◆ **Written instruction**:
Repeat each record below exactly, dropping the pictures.

◆ **Information provided**:
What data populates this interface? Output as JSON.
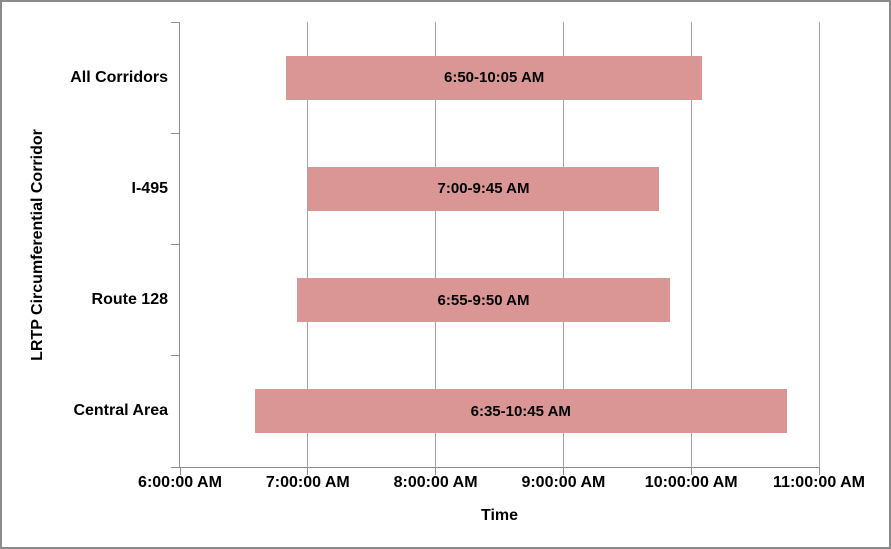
{
  "chart_data": {
    "type": "bar",
    "orientation": "horizontal",
    "title": "",
    "xlabel": "Time",
    "ylabel": "LRTP Circumferential Corridor",
    "categories": [
      "All Corridors",
      "I-495",
      "Route 128",
      "Central Area"
    ],
    "bars": [
      {
        "category": "All Corridors",
        "start_hour": 6.8333,
        "end_hour": 10.0833,
        "label": "6:50-10:05 AM"
      },
      {
        "category": "I-495",
        "start_hour": 7.0,
        "end_hour": 9.75,
        "label": "7:00-9:45 AM"
      },
      {
        "category": "Route 128",
        "start_hour": 6.9167,
        "end_hour": 9.8333,
        "label": "6:55-9:50 AM"
      },
      {
        "category": "Central Area",
        "start_hour": 6.5833,
        "end_hour": 10.75,
        "label": "6:35-10:45 AM"
      }
    ],
    "x_axis": {
      "min_hour": 6,
      "max_hour": 11,
      "ticks": [
        {
          "hour": 6,
          "label": "6:00:00 AM"
        },
        {
          "hour": 7,
          "label": "7:00:00 AM"
        },
        {
          "hour": 8,
          "label": "8:00:00 AM"
        },
        {
          "hour": 9,
          "label": "9:00:00 AM"
        },
        {
          "hour": 10,
          "label": "10:00:00 AM"
        },
        {
          "hour": 11,
          "label": "11:00:00 AM"
        }
      ]
    },
    "gridlines": true,
    "legend": "none",
    "colors": {
      "bar_fill": "#d99694",
      "gridline": "#a3a3a3",
      "axis_line": "#8e8e8e",
      "chart_border": "#8b8b8b",
      "text": "#000000"
    }
  }
}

◆ **Exercise output**:
What data populates this interface? Output as JSON.
{
  "chart_data": {
    "type": "bar",
    "orientation": "horizontal",
    "title": "",
    "xlabel": "Time",
    "ylabel": "LRTP Circumferential Corridor",
    "categories": [
      "All Corridors",
      "I-495",
      "Route 128",
      "Central Area"
    ],
    "bars": [
      {
        "category": "All Corridors",
        "start_hour": 6.8333,
        "end_hour": 10.0833,
        "label": "6:50-10:05 AM"
      },
      {
        "category": "I-495",
        "start_hour": 7.0,
        "end_hour": 9.75,
        "label": "7:00-9:45 AM"
      },
      {
        "category": "Route 128",
        "start_hour": 6.9167,
        "end_hour": 9.8333,
        "label": "6:55-9:50 AM"
      },
      {
        "category": "Central Area",
        "start_hour": 6.5833,
        "end_hour": 10.75,
        "label": "6:35-10:45 AM"
      }
    ],
    "x_axis": {
      "min_hour": 6,
      "max_hour": 11,
      "ticks": [
        {
          "hour": 6,
          "label": "6:00:00 AM"
        },
        {
          "hour": 7,
          "label": "7:00:00 AM"
        },
        {
          "hour": 8,
          "label": "8:00:00 AM"
        },
        {
          "hour": 9,
          "label": "9:00:00 AM"
        },
        {
          "hour": 10,
          "label": "10:00:00 AM"
        },
        {
          "hour": 11,
          "label": "11:00:00 AM"
        }
      ]
    },
    "gridlines": true,
    "legend": "none",
    "colors": {
      "bar_fill": "#d99694",
      "gridline": "#a3a3a3",
      "axis_line": "#8e8e8e",
      "chart_border": "#8b8b8b",
      "text": "#000000"
    }
  }
}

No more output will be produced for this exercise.